Hi all,

Thanks for the KIP, Matthias. Yes, adding the `RETRY` option to
`ProductionExceptionhandler` enables us to have a further fix in order to
make KAFKA-16508 backward compatible.


@Sophie:
Regarding other built-in handlers: Do you mean 1) adding `RETRY` to
`DeserializationExceptionHandler`
interface and implementing `LogAndRetryExceptionHandler` class
subsequently, and 2) adding `RETRY` to the `ProcessingExceptionHandler`
interface and implementing `LogAndRetryProcessingExceptionHandler` class
subsequently? If yes, could these changes happen in a follow-up KIP?

I think having `RETRY` in both above-mentioned interfaces makes sense but
they are completely separated from `ProductionExceptionHandler` (? am I
right?🤔) which makes it possible to vote, and close this KIP and
corresponding PRs asap and go for the follow-up KIPs.

Thanks,

Alieh

On Sat, Jul 13, 2024 at 1:54 AM Matthias J. Sax <mj...@apache.org> wrote:

> After talking to a few people in-person, it seems there was concerns
> that KAFKA-16508 should be considered a backward incompatible change.
>
> While this KIP should address these incompatibility issue, the
> suggestion was to keep KAFKA-16508 in `trunk` for now, but revert it in
> the 3.9 branch after the branch was cut to not ship KAFKA-16508 in 3.9.
>
> We aim to get both, KAFKA-16508 and this KIP into 4.0 and thus would
> have a backward compatible solution. (If this KIP does not make it into
> 4.0, we would revert KAFKA-16508 in 4.0 branch, too.)
>
>
>
> For backward compatibility, there is still the question about the two
> built-in handlers and also custom handlers.
>
> Thinking about it more, I am not use if
> `LogAndFailExceptionProductionHandler` would actually need a change?
> With KAFKA-16508 we would just start fail for a unknown output topic
> instead of doing an infinite retry, what seems safe, and a desired
> change in behavior?

* WRITTEN TASKS
**a)** Reproduce the Kafka KIP thread word for word between "On Sat, Jul" and "4.0 branch, too.)", inclusive.
**b)** Answer these questions using the Kafka KIP thread.
(i) Which Kafka issue does adding the `RETRY` option help make backward compatible?
(ii) In which branch was it suggested that KAFKA-16508 be reverted?
(iii) Into which release do they aim to get both KAFKA-16508 and the KIP?
**c)** Extend the Kafka KIP thread, starting right after its final sentence.
The items after this point come from a different source than the Kafka KIP thread.

* RAW RECORDS
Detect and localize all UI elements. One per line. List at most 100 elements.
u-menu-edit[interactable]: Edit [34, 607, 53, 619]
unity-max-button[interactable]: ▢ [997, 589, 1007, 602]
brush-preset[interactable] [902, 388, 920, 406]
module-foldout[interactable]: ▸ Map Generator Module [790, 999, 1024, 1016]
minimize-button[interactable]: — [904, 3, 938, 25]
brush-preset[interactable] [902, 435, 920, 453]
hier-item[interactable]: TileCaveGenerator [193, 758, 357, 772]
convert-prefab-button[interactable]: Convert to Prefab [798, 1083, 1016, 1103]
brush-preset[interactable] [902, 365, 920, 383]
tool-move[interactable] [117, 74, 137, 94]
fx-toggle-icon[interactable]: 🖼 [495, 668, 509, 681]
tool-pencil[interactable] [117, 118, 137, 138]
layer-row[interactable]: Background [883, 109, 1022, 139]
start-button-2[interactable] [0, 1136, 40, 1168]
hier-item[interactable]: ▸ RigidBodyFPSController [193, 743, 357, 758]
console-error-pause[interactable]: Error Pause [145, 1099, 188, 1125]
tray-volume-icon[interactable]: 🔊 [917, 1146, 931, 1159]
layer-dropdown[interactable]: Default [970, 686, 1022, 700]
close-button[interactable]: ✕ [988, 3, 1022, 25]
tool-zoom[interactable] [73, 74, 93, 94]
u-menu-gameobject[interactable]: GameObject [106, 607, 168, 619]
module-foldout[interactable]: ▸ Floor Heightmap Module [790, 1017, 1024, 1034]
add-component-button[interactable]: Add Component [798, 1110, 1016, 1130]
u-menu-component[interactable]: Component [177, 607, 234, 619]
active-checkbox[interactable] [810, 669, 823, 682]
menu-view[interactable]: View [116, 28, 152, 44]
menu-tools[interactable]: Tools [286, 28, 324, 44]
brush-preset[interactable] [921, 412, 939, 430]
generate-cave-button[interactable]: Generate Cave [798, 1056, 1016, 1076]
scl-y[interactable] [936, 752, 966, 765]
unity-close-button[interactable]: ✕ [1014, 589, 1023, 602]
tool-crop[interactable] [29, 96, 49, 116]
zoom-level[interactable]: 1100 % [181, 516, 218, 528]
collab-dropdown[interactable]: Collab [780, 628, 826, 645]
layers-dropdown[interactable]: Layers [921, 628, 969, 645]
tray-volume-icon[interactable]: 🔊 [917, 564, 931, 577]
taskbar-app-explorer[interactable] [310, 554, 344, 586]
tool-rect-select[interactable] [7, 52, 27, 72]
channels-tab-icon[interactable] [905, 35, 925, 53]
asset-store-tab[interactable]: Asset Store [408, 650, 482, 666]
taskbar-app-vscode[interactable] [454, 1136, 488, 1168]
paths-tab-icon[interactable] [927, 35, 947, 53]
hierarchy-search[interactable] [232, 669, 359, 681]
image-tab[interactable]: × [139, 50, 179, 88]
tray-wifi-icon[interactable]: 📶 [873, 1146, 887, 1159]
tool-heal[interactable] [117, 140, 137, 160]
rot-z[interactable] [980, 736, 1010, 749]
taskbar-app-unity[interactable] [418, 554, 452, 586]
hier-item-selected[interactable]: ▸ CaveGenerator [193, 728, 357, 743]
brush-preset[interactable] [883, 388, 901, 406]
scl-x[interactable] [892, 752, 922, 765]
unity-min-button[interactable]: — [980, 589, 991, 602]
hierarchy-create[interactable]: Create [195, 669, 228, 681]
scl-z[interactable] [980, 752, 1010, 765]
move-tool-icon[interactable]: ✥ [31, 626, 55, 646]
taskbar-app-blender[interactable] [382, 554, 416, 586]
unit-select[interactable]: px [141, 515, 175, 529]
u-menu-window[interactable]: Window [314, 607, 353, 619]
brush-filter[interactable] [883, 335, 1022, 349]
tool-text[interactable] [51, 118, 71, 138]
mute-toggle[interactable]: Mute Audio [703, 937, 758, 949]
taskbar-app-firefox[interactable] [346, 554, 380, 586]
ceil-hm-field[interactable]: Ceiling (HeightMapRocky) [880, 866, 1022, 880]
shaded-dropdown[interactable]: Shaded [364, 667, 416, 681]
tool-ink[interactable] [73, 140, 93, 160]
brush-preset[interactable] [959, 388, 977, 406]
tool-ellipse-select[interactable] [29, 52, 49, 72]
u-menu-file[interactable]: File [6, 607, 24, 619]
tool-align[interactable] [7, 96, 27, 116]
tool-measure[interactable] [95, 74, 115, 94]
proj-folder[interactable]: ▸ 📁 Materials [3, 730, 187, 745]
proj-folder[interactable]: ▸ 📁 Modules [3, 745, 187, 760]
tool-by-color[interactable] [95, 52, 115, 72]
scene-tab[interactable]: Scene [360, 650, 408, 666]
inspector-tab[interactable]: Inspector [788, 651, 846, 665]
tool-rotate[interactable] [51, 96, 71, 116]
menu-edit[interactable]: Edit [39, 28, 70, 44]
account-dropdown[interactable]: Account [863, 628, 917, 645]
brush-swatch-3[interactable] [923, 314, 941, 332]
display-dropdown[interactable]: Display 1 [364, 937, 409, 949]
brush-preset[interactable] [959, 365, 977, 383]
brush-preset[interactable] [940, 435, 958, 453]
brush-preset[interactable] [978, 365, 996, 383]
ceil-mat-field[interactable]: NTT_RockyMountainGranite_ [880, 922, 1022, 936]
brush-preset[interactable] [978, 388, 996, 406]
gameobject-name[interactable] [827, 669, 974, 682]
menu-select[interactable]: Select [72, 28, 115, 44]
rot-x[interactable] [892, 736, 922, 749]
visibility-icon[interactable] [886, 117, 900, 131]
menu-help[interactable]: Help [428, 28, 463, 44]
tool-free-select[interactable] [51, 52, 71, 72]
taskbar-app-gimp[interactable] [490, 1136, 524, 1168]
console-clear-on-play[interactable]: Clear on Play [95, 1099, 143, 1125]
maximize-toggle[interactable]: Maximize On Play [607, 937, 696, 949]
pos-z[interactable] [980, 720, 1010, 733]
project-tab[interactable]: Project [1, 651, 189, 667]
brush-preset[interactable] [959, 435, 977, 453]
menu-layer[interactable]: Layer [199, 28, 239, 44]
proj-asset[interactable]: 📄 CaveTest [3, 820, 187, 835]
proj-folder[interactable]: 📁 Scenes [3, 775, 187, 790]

* THE RESPONSES
**a)**
On Sat, Jul 13, 2024 at 1:54 AM Matthias J. Sax <mj...@apache.org> wrote:

> After talking to a few people in-person, it seems there was concerns
> that KAFKA-16508 should be considered a backward incompatible change.
>
> While this KIP should address these incompatibility issue, the
> suggestion was to keep KAFKA-16508 in `trunk` for now, but revert it in
> the 3.9 branch after the branch was cut to not ship KAFKA-16508 in 3.9.
>
> We aim to get both, KAFKA-16508 and this KIP into 4.0 and thus would
> have a backward compatible solution. (If this KIP does not make it into
> 4.0, we would revert KAFKA-16508 in 4.0 branch, too.)

**b)**
(i) KAFKA-16508
(ii) The 3.9 branch, after the branch was cut
(iii) 4.0

**c)**
>
> For `LogAndContinueProcessingExceptionHandler` it's a little bit
> different? So far, we would have an infinite retry loop for an missing
> output topic. W/o a change for this handler, KAFKA-16508 would imply
> that we would start to drop record on the floor for an output topic
> which does not exist. -- I am frankly not sure if this change in
> behavior is desirable or not (I can see it both ways:
>
>   - The handler is designed to ignore errors and drop record on the
> floor (it still does this), so maybe its good to not change the handler
> (otherwise it would not "log and continue" any longer...) -- let it
> return RETRY does not really sound right, given the handlers name
>
>   - On the other hand, if somebody uses this handler in production, we
> would start to drop record for a new error case, and user might not be
> aware of it -- if an output topic is deleted by accident, it could
> result into severe data loss using this handler is use in prod
>
> If we don't change the handlers impl, it might be good to check if this
> handler is configured and log a WARN highlighting this change (this
> might be a good compromise)? -- Given that we aim for 4.0 release, such
> a change in behavior should actually be ok.
>
>
>
> For custom handlers, I think we cannot do much, but as we aim for 4.0
> release, it might be ok and we might not need to worry about it too
> much. The handler will be called for a new case, with a new exception we
> pass in. So it totally depends on the custom logic if the handler would
> return FAIL or CONTINUE, or maybe even error out...
>
>
>
> -Matthias
>
>
> On 7/8/24 10:22 PM, Matthias J. Sax wrote:
> > Thanks for the feedback!
> >
> > To answer your questions:
> >
> > In general, yes, user topics should exist, however, we support "dynamic
> > routing" allowing users to extract an output topic name dynamically from
> > the message content. A poison pill record could contain an invalid topic
> > a name, and thus, it think it's useful to allow users to handle this
> > case gracefully, by dropping such message on the floor.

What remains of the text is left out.